Problem details
Write out every line below that includes the word "JSON".

Dataset listings of figures
......

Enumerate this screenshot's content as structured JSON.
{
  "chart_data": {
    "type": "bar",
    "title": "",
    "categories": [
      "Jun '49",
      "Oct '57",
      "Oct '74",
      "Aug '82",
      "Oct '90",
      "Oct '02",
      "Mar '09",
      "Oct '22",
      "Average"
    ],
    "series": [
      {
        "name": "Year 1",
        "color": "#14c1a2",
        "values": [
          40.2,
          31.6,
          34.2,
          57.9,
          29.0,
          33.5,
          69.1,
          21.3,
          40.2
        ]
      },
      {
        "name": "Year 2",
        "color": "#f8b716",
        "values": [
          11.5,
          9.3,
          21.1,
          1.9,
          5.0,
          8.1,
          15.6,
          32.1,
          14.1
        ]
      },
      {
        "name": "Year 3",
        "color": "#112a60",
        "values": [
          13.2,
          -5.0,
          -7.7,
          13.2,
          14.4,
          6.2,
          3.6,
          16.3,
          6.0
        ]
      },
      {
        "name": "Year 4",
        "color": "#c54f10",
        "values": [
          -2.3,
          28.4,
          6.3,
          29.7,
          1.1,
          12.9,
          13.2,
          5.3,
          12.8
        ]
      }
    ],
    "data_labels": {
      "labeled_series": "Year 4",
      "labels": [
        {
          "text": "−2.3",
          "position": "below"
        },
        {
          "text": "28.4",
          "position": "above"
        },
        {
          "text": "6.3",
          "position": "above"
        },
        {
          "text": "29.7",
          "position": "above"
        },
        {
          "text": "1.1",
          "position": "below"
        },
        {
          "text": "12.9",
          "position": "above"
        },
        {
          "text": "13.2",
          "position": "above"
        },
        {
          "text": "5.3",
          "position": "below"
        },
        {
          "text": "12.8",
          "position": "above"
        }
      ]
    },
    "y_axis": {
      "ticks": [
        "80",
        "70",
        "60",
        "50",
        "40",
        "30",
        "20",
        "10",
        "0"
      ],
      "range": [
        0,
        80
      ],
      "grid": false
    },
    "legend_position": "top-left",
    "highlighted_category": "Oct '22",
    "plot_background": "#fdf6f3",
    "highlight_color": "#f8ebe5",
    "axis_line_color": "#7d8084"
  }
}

......

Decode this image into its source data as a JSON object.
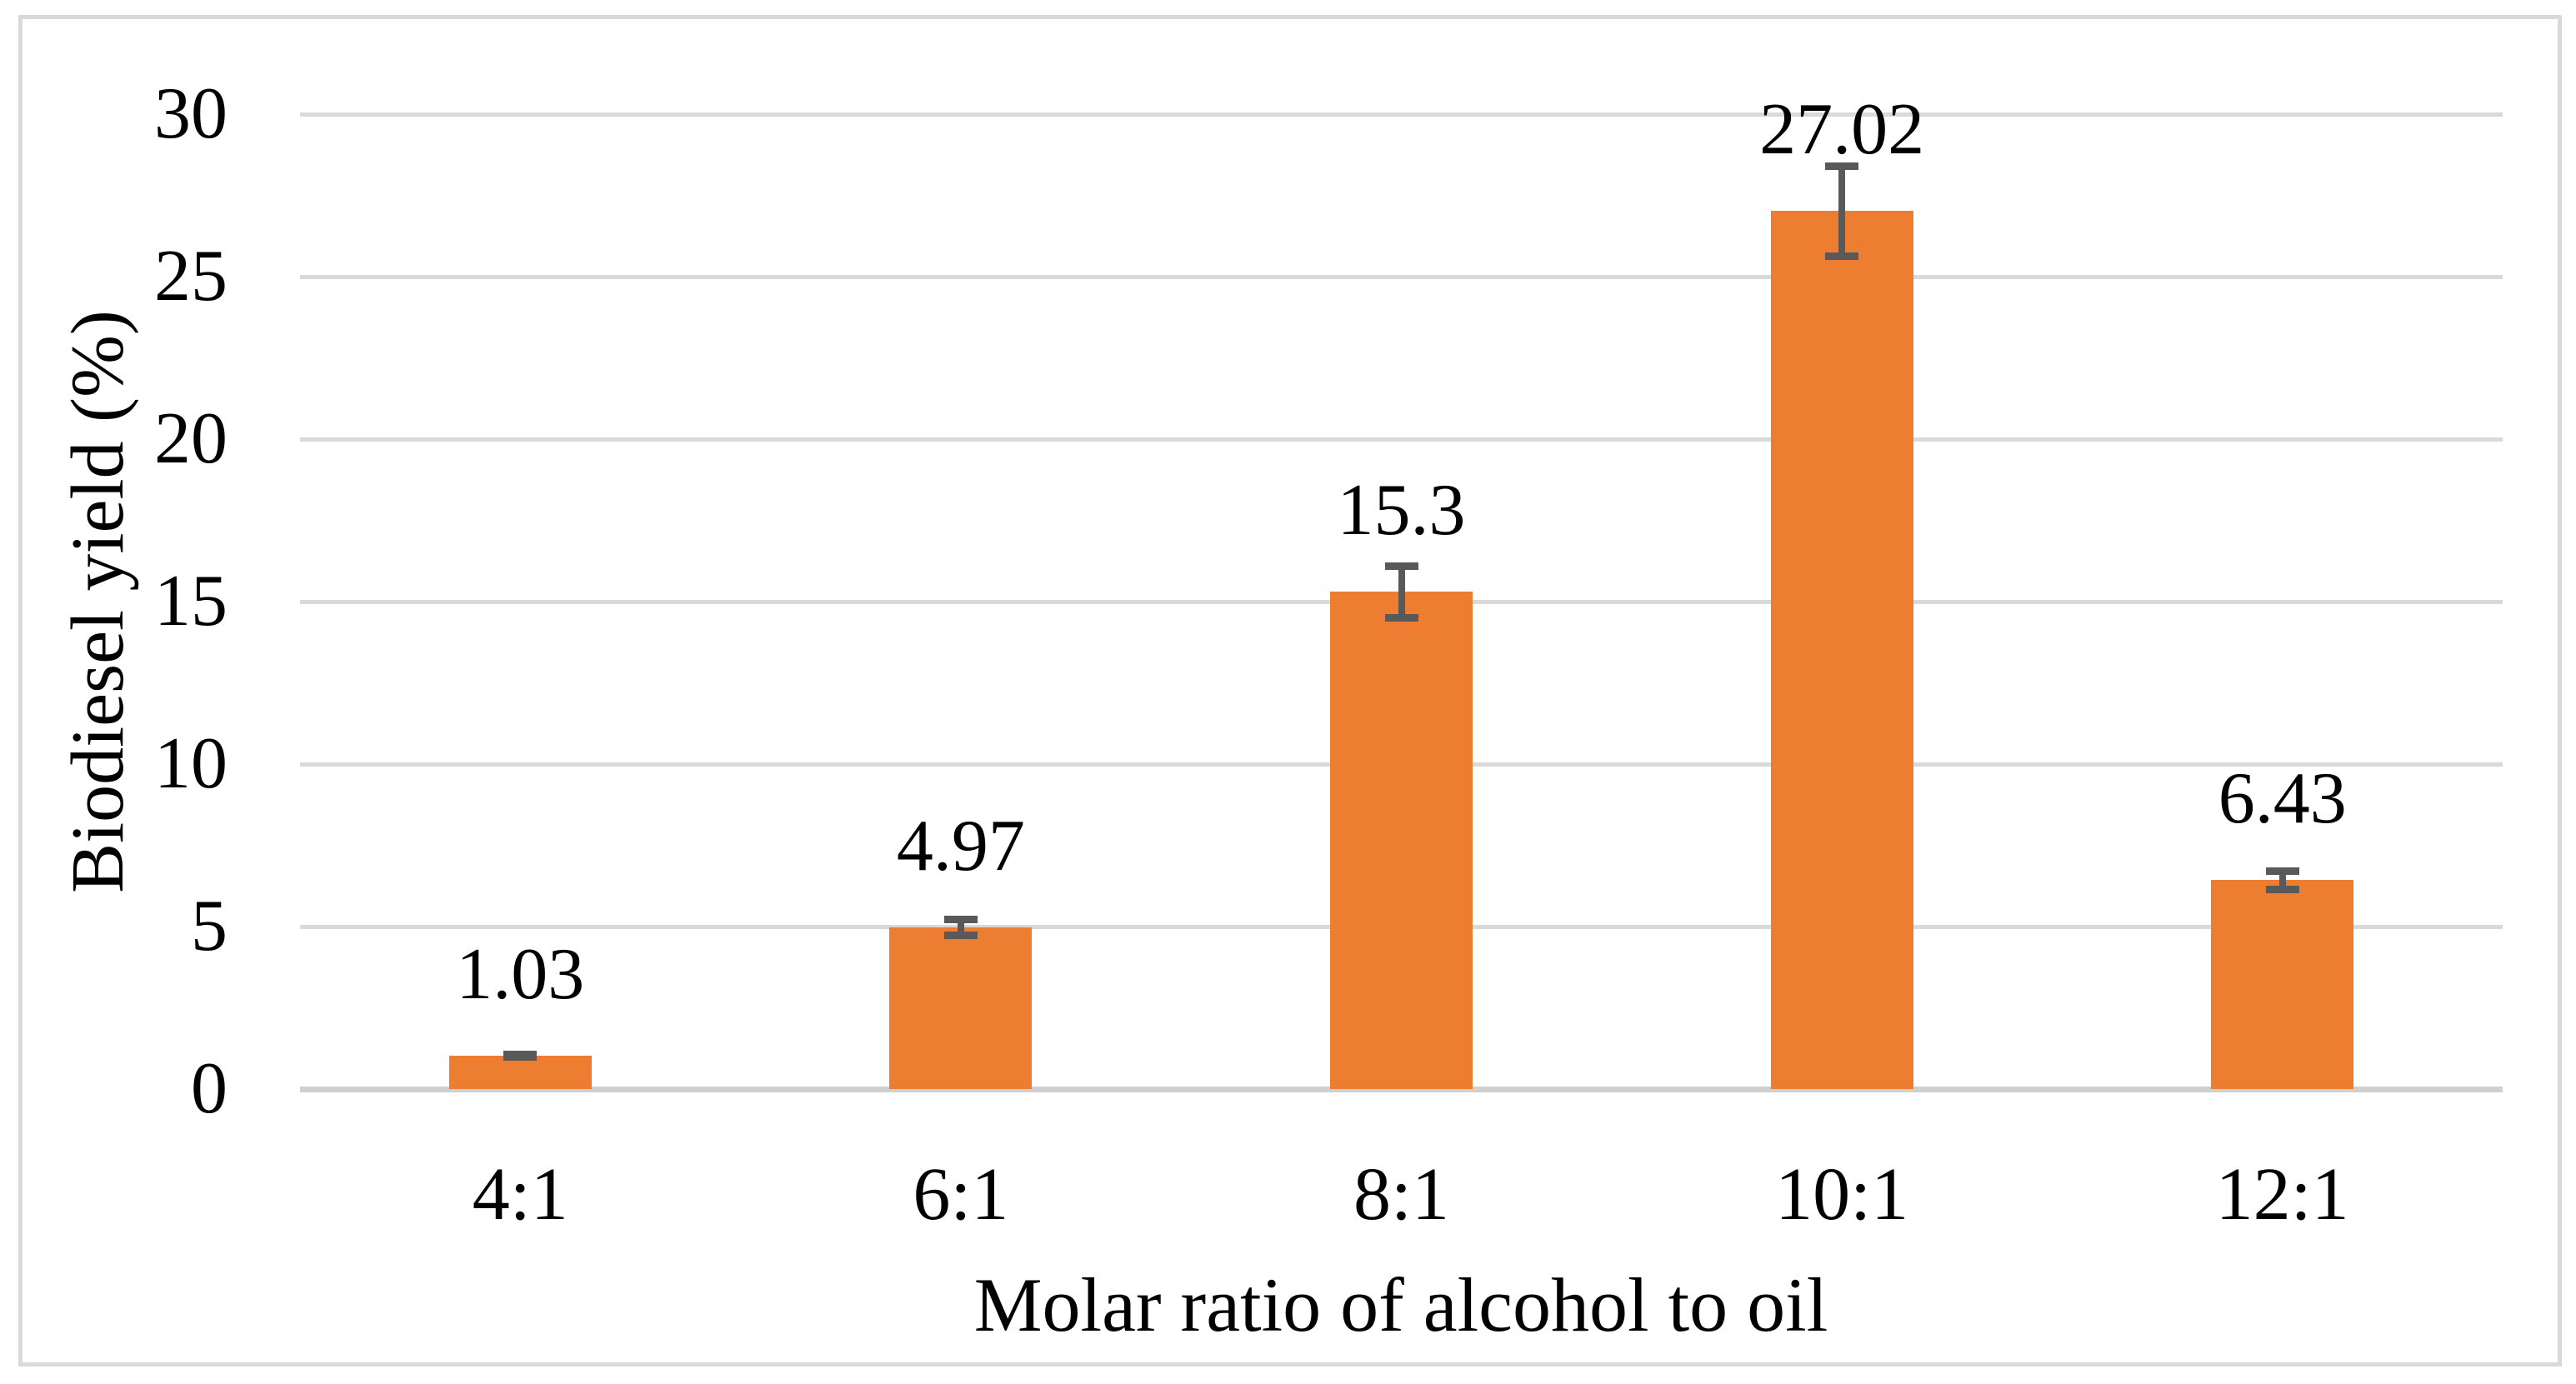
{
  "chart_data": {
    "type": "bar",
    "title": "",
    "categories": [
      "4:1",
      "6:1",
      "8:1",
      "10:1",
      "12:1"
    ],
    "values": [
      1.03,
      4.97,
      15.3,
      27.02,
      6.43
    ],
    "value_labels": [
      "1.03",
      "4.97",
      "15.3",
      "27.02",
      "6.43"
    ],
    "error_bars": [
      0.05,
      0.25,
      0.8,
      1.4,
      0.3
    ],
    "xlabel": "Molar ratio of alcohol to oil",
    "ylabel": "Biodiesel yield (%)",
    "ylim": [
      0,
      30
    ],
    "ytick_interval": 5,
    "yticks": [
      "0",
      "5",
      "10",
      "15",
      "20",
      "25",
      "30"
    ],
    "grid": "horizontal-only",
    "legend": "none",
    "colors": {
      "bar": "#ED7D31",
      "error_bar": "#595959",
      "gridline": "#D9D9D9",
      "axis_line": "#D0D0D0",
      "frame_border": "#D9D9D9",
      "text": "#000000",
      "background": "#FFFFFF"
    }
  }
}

......

The solution
Enumerate this screenshot's content as structured JSON.
Decode this image into its source data as a JSON object.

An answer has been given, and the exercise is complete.